Identify the lines bearing the string "Piaggio" and gather them.

-- Begin --

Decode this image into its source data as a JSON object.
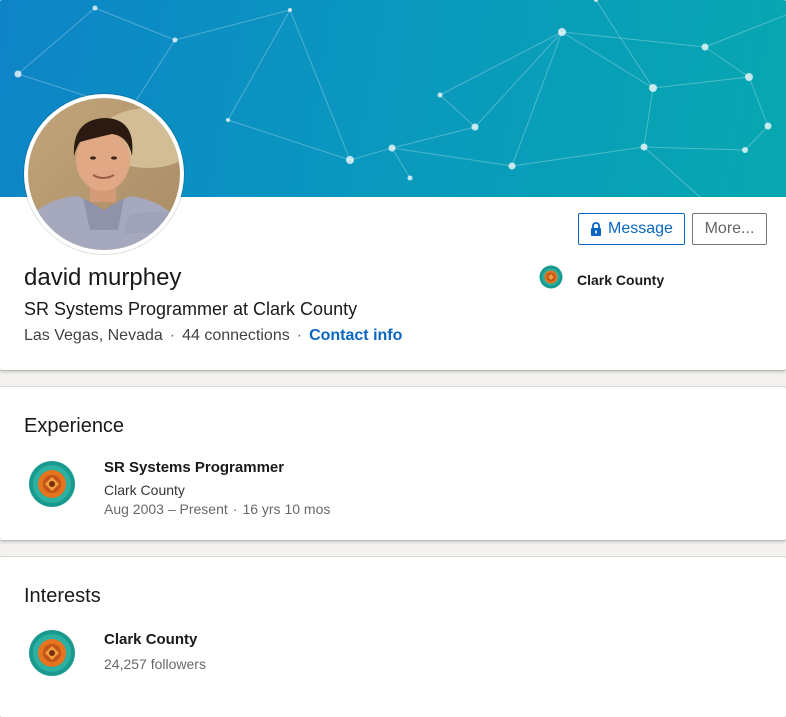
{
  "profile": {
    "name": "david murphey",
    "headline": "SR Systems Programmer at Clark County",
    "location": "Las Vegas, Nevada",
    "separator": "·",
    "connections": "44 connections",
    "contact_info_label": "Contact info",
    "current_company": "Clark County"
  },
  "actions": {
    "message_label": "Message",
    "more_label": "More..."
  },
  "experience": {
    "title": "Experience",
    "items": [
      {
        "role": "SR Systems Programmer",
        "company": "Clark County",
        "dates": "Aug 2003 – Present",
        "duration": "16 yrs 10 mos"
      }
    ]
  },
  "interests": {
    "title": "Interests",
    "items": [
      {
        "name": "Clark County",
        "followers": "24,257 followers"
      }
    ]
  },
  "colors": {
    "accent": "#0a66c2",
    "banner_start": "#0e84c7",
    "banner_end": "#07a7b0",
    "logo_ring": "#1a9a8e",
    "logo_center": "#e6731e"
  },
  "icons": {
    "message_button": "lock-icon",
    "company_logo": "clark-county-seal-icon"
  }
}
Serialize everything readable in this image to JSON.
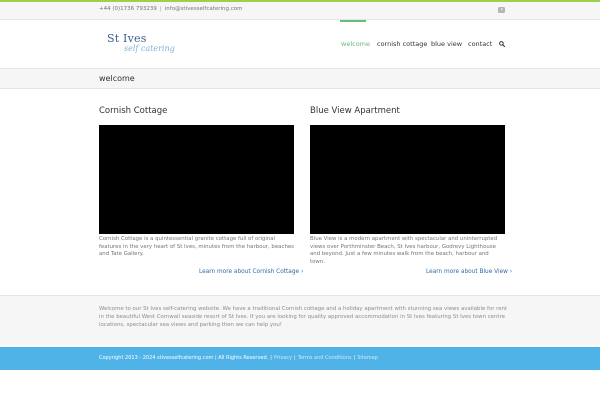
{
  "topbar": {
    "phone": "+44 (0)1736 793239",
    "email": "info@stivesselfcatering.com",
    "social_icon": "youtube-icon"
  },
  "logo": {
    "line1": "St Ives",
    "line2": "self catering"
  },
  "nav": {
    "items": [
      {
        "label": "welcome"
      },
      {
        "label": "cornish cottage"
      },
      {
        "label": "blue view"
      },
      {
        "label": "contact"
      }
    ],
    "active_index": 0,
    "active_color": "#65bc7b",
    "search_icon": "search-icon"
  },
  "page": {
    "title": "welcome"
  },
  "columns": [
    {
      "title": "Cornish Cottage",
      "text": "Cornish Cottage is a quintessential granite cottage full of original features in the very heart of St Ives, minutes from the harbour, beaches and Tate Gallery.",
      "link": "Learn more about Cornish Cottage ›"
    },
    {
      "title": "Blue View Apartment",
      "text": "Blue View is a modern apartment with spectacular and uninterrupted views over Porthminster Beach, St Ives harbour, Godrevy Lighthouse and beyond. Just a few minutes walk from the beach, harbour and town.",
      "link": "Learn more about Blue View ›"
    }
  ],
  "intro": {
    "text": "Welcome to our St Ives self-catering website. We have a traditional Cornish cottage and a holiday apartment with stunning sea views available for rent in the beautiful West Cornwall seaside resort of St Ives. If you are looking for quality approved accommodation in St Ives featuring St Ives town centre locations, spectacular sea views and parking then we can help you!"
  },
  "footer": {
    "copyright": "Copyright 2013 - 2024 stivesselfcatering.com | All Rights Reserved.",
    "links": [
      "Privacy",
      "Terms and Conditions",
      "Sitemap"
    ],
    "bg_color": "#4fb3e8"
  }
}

-- End --
-- Begin --

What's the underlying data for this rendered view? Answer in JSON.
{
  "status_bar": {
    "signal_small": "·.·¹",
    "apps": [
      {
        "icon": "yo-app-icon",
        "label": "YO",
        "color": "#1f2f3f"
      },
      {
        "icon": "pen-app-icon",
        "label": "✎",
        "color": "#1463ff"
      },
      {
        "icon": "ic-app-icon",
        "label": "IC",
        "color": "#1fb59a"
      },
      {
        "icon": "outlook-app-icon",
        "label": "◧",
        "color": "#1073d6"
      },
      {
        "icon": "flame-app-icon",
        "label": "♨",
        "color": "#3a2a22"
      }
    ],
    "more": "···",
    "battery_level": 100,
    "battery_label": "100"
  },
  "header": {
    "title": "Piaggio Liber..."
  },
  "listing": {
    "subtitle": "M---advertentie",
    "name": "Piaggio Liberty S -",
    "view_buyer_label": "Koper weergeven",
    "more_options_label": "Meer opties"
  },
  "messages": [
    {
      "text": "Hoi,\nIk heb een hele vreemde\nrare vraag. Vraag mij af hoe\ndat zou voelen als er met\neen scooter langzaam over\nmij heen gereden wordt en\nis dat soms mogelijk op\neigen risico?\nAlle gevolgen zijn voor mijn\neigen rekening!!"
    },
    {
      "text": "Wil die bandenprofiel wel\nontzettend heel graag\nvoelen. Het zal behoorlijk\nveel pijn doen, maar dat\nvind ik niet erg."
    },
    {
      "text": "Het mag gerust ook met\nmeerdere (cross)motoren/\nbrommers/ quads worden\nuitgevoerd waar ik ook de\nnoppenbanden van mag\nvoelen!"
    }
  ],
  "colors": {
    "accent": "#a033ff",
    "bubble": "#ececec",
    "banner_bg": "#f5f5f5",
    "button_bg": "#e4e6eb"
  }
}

-- End --

Full output:
    "title": "Piaggio Liber..."
    "name": "Piaggio Liberty S -",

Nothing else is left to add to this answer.